(Data extracted from a collection)

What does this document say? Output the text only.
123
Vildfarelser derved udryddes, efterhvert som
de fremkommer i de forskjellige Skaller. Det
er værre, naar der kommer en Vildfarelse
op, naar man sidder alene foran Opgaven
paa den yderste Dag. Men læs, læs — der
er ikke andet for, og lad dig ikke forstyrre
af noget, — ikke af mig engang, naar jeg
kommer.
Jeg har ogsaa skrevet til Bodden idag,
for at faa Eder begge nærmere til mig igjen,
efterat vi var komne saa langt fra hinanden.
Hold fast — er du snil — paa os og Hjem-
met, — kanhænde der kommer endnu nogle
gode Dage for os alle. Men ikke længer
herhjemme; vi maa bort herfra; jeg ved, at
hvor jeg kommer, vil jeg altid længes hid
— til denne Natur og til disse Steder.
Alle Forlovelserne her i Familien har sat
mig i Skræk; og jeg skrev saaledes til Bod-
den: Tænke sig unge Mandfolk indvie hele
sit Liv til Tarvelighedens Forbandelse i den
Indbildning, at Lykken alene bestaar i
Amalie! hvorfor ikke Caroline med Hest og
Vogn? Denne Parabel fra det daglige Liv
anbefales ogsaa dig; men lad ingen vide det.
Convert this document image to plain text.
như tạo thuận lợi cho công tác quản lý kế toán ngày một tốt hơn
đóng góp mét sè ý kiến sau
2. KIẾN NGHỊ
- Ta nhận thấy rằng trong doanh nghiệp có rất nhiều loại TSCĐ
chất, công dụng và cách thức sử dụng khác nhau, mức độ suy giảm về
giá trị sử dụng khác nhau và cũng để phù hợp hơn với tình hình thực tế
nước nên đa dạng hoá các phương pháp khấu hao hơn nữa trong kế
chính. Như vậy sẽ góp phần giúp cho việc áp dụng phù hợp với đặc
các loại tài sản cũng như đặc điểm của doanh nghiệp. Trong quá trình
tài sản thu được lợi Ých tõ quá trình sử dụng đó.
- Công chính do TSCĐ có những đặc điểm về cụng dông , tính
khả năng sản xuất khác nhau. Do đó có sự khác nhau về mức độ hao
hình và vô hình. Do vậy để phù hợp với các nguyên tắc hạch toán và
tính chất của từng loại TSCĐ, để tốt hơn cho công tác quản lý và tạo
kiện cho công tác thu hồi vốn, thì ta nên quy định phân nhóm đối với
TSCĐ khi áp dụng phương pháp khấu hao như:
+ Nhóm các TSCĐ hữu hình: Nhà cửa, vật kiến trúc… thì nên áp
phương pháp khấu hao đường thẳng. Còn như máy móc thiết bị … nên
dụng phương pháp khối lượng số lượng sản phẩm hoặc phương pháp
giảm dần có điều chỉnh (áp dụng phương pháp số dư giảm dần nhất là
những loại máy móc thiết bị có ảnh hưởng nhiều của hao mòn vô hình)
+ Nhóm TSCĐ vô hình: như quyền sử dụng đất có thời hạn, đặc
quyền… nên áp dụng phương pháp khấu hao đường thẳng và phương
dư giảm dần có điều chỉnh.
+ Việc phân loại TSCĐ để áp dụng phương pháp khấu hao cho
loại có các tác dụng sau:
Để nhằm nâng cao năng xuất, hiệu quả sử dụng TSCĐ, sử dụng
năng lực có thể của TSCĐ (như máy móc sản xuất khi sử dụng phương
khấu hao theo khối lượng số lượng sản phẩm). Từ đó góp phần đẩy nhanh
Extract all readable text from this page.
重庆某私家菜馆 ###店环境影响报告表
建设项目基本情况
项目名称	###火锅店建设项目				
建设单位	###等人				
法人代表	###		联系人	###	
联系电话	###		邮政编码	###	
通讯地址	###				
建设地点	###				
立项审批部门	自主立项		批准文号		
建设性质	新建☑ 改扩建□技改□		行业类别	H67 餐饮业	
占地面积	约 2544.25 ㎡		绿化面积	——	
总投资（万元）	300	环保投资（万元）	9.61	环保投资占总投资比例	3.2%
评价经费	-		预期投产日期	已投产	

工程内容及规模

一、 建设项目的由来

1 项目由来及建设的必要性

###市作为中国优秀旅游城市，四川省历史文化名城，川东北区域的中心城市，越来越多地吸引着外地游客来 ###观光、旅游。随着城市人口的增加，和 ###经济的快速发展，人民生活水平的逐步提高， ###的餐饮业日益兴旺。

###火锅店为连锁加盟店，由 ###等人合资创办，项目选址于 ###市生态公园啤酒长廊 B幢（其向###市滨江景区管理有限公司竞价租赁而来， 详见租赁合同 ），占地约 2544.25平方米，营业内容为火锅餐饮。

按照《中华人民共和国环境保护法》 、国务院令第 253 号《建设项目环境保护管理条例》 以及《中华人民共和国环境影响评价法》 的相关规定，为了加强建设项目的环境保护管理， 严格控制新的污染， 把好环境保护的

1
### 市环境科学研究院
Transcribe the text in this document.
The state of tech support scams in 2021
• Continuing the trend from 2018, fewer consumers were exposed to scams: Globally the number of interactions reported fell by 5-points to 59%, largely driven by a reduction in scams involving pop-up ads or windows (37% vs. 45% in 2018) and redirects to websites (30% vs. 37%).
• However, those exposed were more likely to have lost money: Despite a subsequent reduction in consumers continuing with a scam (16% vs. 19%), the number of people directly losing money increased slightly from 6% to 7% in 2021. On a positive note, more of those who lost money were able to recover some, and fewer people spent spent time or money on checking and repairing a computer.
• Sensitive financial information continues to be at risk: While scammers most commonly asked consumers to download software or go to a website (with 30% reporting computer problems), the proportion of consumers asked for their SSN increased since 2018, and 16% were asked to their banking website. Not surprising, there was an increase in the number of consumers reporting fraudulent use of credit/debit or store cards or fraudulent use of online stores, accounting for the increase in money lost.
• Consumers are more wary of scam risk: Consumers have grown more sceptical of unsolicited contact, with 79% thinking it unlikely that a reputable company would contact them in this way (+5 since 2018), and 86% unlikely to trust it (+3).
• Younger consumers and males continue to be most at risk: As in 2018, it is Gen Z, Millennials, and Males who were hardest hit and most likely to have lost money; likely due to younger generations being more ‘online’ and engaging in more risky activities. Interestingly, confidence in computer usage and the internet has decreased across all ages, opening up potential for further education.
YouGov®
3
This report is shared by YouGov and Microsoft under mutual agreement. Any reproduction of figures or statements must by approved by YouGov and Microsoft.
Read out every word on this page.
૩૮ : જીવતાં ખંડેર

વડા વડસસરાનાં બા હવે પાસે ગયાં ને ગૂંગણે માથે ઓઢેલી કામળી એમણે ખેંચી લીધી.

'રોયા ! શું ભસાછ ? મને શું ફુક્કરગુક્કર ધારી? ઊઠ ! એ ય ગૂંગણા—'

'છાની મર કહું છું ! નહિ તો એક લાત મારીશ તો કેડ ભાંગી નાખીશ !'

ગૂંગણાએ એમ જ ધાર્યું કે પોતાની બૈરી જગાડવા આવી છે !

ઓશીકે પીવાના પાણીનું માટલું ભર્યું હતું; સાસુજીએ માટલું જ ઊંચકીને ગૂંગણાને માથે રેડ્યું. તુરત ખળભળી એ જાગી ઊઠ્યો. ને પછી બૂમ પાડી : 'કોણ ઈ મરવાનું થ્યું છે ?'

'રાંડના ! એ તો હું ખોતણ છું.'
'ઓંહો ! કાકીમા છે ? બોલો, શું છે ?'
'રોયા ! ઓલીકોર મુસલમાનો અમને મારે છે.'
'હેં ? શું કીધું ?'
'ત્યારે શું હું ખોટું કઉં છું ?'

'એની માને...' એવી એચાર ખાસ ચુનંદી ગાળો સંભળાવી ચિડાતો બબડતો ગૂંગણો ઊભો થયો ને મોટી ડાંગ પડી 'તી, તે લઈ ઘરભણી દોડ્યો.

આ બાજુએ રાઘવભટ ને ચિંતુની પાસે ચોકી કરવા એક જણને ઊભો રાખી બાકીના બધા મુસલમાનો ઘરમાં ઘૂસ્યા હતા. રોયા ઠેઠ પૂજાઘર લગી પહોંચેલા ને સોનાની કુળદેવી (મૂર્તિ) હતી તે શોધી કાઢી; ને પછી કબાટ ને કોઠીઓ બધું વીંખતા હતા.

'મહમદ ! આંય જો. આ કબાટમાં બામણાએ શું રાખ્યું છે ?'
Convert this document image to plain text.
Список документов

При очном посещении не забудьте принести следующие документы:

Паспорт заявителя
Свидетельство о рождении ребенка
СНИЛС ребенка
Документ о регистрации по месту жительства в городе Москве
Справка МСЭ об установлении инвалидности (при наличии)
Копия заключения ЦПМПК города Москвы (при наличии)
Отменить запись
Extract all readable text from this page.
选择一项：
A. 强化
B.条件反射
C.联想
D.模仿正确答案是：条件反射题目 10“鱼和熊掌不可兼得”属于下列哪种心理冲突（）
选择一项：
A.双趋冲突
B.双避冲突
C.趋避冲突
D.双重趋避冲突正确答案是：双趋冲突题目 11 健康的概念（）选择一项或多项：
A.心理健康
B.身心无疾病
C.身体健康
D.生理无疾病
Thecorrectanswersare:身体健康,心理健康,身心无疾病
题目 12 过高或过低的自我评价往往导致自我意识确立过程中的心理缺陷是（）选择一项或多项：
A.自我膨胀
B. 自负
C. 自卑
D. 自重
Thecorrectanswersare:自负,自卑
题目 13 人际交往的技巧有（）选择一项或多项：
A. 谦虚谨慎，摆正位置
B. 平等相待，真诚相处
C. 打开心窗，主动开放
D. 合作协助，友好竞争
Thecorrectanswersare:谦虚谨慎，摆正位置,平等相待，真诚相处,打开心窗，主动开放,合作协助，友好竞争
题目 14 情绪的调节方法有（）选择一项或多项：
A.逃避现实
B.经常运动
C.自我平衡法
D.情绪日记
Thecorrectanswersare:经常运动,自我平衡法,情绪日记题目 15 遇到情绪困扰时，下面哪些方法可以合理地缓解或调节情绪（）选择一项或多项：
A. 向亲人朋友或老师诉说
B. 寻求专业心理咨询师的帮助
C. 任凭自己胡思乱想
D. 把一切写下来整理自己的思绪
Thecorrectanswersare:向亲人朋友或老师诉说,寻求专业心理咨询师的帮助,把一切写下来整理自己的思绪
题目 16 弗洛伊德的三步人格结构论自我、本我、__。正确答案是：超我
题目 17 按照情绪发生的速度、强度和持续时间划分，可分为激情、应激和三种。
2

What you will do. Search the preceding listing for "ikke" and extract every line where it is found.

Solution to this task.
er ikke andet for, og lad dig ikke forstyrre
af noget, — ikke af mig engang, naar jeg
gode Dage for os alle. Men ikke længer
Amalie! hvorfor ikke Caroline med Hest og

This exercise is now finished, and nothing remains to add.